— WHAT TO WORK ON —
List all lines of the data that include the string "Surface".

**** INPUT RECORDS ****

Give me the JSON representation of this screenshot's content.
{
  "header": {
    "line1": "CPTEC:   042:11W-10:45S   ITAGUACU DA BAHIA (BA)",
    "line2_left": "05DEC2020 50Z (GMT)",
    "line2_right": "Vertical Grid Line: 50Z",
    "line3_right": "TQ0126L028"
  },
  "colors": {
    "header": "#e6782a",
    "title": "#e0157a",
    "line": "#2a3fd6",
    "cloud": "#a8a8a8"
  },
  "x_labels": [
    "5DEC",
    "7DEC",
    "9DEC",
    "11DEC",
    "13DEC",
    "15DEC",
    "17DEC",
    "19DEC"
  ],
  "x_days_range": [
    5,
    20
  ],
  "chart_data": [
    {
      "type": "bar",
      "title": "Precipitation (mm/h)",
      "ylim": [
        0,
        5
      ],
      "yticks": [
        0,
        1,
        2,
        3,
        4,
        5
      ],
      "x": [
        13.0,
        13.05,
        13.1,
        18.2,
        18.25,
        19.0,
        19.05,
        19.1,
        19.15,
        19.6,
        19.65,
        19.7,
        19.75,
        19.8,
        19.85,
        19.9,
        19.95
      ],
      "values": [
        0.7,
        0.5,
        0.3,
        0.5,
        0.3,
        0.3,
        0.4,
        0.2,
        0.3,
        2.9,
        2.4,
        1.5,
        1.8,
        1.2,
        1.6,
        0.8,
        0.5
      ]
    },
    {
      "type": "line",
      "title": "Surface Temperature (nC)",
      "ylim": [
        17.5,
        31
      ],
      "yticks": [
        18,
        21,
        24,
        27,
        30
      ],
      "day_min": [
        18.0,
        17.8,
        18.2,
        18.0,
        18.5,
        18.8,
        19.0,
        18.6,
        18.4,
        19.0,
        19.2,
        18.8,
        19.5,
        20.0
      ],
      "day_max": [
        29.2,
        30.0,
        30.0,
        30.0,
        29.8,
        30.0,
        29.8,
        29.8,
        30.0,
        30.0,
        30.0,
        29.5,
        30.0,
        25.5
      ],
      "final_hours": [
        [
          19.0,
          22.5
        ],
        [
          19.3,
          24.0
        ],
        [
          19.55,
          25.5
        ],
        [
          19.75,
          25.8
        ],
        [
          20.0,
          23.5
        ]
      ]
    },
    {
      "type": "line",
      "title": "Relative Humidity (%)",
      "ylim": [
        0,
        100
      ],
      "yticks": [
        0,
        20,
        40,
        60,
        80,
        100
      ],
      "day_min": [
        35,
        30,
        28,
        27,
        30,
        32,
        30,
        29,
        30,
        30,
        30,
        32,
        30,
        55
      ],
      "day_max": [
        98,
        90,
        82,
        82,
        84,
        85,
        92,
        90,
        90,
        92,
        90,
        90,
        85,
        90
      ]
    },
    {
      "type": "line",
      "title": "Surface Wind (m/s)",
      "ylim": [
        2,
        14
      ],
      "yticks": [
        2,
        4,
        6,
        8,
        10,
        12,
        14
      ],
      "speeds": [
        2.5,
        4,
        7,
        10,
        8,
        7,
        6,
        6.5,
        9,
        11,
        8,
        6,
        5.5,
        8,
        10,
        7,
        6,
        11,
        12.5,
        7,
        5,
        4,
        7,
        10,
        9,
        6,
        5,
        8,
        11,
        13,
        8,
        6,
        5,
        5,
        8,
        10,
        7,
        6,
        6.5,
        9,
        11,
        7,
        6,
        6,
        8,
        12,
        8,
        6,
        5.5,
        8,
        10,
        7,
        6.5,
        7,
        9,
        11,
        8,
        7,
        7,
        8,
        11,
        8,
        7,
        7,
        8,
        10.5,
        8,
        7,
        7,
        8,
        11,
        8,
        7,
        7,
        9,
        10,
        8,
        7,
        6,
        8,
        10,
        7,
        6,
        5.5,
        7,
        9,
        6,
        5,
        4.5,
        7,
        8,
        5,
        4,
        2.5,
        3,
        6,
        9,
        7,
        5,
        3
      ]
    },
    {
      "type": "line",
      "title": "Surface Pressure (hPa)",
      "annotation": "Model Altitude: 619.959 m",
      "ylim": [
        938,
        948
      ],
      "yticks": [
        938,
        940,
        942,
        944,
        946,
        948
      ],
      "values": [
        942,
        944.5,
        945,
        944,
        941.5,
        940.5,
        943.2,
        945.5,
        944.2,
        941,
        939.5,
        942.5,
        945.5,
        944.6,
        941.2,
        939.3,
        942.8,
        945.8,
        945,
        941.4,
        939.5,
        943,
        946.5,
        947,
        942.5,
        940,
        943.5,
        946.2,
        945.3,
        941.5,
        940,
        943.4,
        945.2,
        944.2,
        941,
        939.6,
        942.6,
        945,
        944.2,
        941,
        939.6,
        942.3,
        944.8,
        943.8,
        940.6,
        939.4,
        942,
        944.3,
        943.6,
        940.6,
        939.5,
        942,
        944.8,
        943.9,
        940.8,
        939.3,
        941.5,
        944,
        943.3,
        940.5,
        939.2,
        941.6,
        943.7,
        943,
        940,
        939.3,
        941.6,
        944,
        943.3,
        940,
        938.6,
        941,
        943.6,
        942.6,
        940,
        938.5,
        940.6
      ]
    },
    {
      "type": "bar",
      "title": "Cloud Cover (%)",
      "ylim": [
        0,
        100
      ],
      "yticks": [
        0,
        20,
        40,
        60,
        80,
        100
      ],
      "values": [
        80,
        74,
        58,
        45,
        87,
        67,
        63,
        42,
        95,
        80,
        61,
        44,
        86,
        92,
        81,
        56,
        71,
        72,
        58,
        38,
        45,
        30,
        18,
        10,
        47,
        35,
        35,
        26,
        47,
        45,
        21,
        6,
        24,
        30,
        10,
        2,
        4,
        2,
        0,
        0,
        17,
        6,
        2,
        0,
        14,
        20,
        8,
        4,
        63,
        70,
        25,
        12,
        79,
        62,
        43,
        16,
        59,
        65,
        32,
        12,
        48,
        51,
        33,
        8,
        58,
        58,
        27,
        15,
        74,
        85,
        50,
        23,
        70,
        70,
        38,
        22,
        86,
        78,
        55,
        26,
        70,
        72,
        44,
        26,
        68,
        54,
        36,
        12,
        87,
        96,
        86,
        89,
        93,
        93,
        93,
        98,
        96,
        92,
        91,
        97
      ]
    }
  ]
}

****

— RESULT —
      "title": "Surface Temperature (nC)",
      "title": "Surface Wind (m/s)",
      "title": "Surface Pressure (hPa)",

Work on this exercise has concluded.